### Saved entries
• • • • • • •

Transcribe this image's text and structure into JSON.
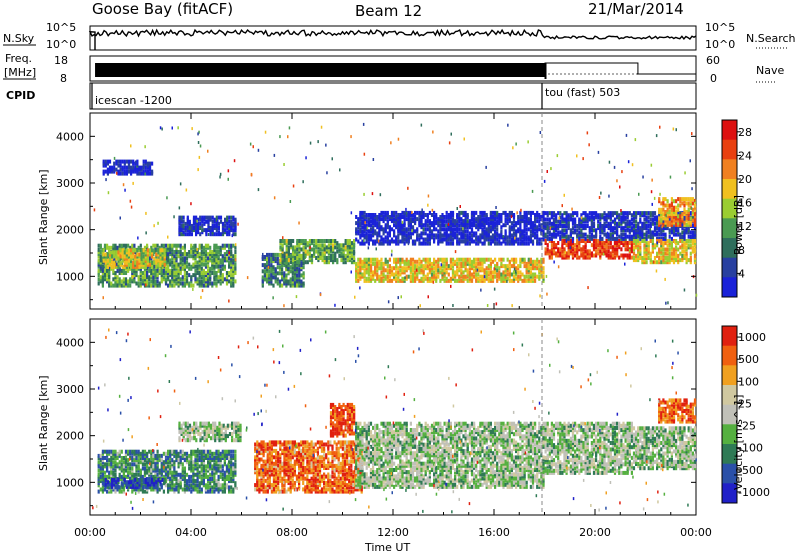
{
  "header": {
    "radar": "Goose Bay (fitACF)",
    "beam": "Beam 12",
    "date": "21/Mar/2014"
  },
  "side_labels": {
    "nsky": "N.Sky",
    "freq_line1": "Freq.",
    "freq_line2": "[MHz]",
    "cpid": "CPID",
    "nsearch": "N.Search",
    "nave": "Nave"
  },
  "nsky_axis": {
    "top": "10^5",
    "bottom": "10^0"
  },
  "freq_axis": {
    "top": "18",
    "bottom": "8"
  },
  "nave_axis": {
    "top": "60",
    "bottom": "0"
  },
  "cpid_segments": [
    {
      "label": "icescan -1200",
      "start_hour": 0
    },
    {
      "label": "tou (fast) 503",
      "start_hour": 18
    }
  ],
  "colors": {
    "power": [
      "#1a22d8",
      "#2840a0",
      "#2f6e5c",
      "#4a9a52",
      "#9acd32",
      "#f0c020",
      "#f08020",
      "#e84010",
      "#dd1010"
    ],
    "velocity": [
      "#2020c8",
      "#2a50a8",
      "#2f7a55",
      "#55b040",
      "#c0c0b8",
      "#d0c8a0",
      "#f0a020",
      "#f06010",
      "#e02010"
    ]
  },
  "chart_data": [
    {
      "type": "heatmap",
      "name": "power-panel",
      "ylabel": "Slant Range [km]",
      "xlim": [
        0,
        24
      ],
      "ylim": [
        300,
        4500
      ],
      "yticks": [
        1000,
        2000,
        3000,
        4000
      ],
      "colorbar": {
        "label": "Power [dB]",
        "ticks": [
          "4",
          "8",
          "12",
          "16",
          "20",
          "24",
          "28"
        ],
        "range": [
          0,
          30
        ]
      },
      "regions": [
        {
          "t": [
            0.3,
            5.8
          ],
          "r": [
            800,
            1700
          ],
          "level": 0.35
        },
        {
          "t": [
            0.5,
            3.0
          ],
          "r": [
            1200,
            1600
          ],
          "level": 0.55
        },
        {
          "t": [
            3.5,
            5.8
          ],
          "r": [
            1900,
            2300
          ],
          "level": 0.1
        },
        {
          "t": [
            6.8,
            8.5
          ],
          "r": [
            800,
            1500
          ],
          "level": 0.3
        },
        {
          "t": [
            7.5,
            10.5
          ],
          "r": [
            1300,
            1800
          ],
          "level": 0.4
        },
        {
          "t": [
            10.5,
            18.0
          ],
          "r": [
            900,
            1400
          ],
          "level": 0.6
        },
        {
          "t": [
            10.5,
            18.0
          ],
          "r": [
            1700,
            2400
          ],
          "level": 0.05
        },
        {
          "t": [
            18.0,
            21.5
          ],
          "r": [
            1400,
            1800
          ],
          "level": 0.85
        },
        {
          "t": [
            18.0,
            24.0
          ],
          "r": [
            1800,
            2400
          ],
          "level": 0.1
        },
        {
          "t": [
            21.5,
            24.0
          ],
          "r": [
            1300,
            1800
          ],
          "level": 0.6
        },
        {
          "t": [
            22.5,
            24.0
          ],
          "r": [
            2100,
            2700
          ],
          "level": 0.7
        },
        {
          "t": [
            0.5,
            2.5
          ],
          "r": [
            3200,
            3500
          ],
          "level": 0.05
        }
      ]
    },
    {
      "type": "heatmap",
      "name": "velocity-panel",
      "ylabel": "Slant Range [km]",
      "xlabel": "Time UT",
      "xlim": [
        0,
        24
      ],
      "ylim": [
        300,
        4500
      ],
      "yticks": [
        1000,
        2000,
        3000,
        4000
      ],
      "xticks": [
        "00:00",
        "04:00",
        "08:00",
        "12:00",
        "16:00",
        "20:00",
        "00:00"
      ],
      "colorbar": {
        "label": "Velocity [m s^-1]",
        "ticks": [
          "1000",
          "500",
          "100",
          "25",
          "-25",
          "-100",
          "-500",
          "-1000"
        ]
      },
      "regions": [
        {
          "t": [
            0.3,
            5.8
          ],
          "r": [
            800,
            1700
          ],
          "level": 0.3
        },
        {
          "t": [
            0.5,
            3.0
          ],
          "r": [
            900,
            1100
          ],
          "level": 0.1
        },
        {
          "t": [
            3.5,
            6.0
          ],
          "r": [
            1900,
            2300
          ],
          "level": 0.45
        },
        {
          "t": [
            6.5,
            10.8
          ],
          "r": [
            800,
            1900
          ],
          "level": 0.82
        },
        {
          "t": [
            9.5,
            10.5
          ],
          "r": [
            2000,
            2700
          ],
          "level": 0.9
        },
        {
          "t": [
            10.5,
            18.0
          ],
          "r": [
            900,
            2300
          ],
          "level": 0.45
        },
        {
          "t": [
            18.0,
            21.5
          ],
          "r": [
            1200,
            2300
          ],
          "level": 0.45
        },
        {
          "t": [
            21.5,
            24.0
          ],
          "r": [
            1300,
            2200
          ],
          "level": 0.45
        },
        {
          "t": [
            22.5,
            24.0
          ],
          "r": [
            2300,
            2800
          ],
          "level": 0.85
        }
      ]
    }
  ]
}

• • • • • • •

### What this task involves
From the listing above, return each line with the word "panel".

### Expected answer
      "name": "power-panel",
      "name": "velocity-panel",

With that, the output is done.